What is needed:
Transcribe each line of the entries below exactly, without altering any character.

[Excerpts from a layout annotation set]
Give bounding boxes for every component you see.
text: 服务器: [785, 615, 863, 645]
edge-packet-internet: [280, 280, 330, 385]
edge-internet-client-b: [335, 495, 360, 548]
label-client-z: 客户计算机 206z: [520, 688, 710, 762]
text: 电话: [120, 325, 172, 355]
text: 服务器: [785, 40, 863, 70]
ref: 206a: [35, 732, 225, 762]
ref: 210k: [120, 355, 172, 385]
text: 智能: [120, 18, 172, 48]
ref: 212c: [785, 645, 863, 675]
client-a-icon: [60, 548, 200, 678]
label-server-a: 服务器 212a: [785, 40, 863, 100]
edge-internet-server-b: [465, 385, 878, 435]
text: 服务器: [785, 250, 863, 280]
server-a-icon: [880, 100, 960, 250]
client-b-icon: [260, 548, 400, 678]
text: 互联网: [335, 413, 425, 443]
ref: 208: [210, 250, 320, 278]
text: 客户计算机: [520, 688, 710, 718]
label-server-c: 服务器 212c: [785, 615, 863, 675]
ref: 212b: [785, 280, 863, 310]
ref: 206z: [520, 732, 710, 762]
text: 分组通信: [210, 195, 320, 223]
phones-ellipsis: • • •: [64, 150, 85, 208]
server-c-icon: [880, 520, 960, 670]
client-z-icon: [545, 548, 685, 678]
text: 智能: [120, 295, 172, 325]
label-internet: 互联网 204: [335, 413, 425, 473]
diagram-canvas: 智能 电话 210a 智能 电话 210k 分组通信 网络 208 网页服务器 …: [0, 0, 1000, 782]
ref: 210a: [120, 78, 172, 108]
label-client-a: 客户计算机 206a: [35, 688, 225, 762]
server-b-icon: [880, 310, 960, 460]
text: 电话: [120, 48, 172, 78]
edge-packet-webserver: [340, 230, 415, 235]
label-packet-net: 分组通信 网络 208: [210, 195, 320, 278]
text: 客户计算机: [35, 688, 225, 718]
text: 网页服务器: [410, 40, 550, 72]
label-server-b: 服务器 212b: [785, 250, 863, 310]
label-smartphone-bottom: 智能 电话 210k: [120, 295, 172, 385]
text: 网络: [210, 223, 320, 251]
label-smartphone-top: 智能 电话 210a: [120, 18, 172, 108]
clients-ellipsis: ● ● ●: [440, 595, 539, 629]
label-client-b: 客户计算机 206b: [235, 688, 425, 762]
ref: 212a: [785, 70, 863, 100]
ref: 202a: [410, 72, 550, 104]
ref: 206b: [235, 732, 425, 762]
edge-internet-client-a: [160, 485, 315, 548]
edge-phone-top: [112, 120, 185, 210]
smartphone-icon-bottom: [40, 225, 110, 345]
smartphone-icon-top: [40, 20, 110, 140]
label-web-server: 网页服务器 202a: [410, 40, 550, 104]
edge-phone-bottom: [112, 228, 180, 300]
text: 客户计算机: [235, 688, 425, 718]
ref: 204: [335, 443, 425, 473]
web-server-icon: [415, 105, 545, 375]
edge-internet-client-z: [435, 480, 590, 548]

Response:
Give bounding boxes for every component you see.
text: 服务器: [785, 615, 863, 645]
edge-packet-internet: [280, 280, 330, 385]
edge-internet-client-b: [335, 495, 360, 548]
label-client-z: 客户计算机 206z: [520, 688, 710, 762]
text: 电话: [120, 325, 172, 355]
text: 服务器: [785, 40, 863, 70]
ref: 206a: [35, 732, 225, 762]
ref: 210k: [120, 355, 172, 385]
text: 智能: [120, 18, 172, 48]
ref: 212c: [785, 645, 863, 675]
client-a-icon: [60, 548, 200, 678]
label-server-a: 服务器 212a: [785, 40, 863, 100]
edge-internet-server-b: [465, 385, 878, 435]
text: 服务器: [785, 250, 863, 280]
server-a-icon: [880, 100, 960, 250]
client-b-icon: [260, 548, 400, 678]
text: 互联网: [335, 413, 425, 443]
ref: 208: [210, 250, 320, 278]
text: 客户计算机: [520, 688, 710, 718]
label-server-c: 服务器 212c: [785, 615, 863, 675]
ref: 212b: [785, 280, 863, 310]
ref: 206z: [520, 732, 710, 762]
text: 分组通信: [210, 195, 320, 223]
phones-ellipsis: • • •: [64, 150, 85, 208]
server-c-icon: [880, 520, 960, 670]
client-z-icon: [545, 548, 685, 678]
text: 智能: [120, 295, 172, 325]
label-internet: 互联网 204: [335, 413, 425, 473]
diagram-canvas: 智能 电话 210a 智能 电话 210k 分组通信 网络 208 网页服务器 …: [0, 0, 1000, 782]
ref: 210a: [120, 78, 172, 108]
label-client-a: 客户计算机 206a: [35, 688, 225, 762]
server-b-icon: [880, 310, 960, 460]
text: 电话: [120, 48, 172, 78]
edge-packet-webserver: [340, 230, 415, 235]
label-packet-net: 分组通信 网络 208: [210, 195, 320, 278]
text: 客户计算机: [35, 688, 225, 718]
text: 网页服务器: [410, 40, 550, 72]
label-server-b: 服务器 212b: [785, 250, 863, 310]
label-smartphone-bottom: 智能 电话 210k: [120, 295, 172, 385]
text: 网络: [210, 223, 320, 251]
label-smartphone-top: 智能 电话 210a: [120, 18, 172, 108]
clients-ellipsis: ● ● ●: [440, 595, 539, 629]
label-client-b: 客户计算机 206b: [235, 688, 425, 762]
ref: 212a: [785, 70, 863, 100]
ref: 202a: [410, 72, 550, 104]
ref: 206b: [235, 732, 425, 762]
edge-internet-client-a: [160, 485, 315, 548]
edge-phone-top: [112, 120, 185, 210]
smartphone-icon-bottom: [40, 225, 110, 345]
smartphone-icon-top: [40, 20, 110, 140]
label-web-server: 网页服务器 202a: [410, 40, 550, 104]
edge-phone-bottom: [112, 228, 180, 300]
text: 客户计算机: [235, 688, 425, 718]
ref: 204: [335, 443, 425, 473]
web-server-icon: [415, 105, 545, 375]
edge-internet-client-z: [435, 480, 590, 548]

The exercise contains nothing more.